▶ _DATA SUPPLIED_
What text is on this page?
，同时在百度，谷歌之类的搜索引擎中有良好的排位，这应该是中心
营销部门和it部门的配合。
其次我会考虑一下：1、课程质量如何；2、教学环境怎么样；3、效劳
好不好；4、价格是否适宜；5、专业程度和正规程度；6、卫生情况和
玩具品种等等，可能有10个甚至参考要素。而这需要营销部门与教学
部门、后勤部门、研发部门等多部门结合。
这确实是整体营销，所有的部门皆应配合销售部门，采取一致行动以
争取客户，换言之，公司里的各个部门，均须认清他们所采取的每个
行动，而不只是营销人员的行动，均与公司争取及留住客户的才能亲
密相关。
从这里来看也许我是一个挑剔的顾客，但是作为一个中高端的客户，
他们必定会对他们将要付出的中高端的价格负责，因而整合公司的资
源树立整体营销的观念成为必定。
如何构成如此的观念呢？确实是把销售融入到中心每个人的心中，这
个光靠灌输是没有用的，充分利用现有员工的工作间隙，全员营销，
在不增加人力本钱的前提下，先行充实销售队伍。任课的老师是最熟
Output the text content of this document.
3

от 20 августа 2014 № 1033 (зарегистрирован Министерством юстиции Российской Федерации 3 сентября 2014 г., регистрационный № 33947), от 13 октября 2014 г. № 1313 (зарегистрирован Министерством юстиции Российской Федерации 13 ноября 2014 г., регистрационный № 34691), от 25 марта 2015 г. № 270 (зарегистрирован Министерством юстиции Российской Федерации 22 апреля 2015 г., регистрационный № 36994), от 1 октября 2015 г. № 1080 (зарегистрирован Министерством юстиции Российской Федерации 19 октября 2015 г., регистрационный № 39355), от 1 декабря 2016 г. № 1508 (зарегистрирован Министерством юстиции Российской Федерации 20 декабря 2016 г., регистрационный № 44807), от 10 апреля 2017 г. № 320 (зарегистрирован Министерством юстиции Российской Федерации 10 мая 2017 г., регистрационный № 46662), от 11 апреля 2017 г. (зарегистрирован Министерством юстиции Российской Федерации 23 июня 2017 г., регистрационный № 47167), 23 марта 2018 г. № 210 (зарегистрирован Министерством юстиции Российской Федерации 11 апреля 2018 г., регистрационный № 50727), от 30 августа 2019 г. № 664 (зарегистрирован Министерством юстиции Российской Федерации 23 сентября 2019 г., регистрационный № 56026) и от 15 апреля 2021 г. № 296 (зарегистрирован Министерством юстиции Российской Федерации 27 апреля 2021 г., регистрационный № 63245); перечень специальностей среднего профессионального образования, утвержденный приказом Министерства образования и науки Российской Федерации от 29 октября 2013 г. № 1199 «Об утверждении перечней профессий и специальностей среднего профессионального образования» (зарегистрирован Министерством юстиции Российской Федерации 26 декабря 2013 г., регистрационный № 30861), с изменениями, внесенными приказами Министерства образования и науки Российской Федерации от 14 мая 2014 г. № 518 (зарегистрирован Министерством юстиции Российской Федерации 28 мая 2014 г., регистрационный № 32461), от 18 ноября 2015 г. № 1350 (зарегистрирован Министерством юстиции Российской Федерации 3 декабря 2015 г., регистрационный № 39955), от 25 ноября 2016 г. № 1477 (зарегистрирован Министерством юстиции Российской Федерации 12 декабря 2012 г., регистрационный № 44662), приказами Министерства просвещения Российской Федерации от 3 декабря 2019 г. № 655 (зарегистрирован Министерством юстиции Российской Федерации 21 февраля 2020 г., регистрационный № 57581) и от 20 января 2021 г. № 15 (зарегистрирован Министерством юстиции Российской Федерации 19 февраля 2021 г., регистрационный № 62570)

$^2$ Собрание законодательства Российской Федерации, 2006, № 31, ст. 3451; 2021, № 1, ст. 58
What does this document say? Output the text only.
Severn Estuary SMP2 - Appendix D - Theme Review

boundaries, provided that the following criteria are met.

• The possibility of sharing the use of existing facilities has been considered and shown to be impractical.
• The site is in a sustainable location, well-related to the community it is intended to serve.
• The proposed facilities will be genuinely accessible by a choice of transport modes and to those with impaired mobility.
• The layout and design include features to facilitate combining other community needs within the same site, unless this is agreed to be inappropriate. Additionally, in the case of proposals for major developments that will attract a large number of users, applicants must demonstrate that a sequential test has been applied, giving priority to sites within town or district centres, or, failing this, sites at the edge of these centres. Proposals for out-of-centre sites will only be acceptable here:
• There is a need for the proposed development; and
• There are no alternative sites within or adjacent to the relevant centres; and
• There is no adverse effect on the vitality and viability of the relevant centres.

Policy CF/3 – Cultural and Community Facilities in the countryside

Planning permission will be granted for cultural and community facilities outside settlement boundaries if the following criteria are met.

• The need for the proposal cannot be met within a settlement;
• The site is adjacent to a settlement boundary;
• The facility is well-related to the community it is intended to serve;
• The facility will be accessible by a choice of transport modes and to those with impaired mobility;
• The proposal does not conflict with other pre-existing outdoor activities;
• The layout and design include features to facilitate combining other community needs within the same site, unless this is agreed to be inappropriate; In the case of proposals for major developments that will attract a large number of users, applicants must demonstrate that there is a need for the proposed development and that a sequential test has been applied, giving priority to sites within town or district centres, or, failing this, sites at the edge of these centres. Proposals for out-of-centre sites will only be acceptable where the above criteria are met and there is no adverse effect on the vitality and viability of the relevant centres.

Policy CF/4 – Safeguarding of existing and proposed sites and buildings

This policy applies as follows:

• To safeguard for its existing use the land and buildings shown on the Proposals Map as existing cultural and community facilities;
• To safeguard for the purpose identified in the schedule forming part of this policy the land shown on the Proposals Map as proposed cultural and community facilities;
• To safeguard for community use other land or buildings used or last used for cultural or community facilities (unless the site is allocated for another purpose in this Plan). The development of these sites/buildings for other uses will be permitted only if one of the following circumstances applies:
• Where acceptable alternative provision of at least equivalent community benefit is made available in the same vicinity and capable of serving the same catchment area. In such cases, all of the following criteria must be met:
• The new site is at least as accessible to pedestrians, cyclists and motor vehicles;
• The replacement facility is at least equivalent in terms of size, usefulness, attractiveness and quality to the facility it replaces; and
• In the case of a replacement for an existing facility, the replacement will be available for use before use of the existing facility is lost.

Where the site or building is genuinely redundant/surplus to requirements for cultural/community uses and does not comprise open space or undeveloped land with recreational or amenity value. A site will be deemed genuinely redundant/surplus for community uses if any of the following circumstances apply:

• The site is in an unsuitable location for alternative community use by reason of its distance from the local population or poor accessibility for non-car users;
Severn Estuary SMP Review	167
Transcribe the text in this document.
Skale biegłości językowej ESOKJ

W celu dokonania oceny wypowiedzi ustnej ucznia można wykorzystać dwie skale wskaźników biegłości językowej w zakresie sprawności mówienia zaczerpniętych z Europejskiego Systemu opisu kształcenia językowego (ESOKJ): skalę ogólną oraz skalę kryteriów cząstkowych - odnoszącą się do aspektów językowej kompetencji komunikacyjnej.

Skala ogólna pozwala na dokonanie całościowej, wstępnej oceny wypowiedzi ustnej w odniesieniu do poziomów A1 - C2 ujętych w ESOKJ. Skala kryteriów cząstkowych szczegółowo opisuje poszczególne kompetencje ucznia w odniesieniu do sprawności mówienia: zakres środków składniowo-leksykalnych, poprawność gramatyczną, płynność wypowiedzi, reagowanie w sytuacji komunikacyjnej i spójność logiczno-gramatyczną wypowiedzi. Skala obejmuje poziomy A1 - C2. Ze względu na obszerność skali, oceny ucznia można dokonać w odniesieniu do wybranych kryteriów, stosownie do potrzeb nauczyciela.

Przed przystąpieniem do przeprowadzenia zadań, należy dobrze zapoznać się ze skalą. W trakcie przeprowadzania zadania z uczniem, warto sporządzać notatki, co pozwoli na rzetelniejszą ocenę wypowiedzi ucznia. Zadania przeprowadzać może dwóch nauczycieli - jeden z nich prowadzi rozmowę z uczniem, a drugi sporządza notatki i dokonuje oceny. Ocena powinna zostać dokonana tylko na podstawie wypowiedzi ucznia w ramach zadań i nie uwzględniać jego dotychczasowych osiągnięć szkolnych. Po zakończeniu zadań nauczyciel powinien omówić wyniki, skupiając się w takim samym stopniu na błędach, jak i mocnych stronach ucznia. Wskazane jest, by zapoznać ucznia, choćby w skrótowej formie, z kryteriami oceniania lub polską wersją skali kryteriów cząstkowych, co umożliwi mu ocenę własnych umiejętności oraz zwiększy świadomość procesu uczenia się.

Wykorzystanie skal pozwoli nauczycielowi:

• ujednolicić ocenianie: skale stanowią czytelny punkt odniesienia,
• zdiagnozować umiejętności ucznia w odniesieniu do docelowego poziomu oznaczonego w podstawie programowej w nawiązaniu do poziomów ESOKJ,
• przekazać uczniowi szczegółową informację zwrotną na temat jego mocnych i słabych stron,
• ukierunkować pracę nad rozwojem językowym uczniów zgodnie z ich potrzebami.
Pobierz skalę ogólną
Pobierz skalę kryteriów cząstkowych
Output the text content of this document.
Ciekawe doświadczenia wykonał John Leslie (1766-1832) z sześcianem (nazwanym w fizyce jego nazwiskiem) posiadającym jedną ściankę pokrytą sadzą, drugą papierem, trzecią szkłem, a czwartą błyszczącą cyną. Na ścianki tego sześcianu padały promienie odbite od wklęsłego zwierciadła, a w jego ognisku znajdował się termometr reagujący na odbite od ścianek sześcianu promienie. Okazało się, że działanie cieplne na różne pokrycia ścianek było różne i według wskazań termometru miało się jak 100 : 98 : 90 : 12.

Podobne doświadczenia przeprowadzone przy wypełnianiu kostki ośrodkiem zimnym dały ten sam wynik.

▶ _AIM OF THE TASK_
For this exercise, gather every line of the data that contains the word "vitality".

▶ _FULL SOLUTION_
• There is no adverse effect on the vitality and viability of the relevant centres.
• The layout and design include features to facilitate combining other community needs within the same site, unless this is agreed to be inappropriate; In the case of proposals for major developments that will attract a large number of users, applicants must demonstrate that there is a need for the proposed development and that a sequential test has been applied, giving priority to sites within town or district centres, or, failing this, sites at the edge of these centres. Proposals for out-of-centre sites will only be acceptable where the above criteria are met and there is no adverse effect on the vitality and viability of the relevant centres.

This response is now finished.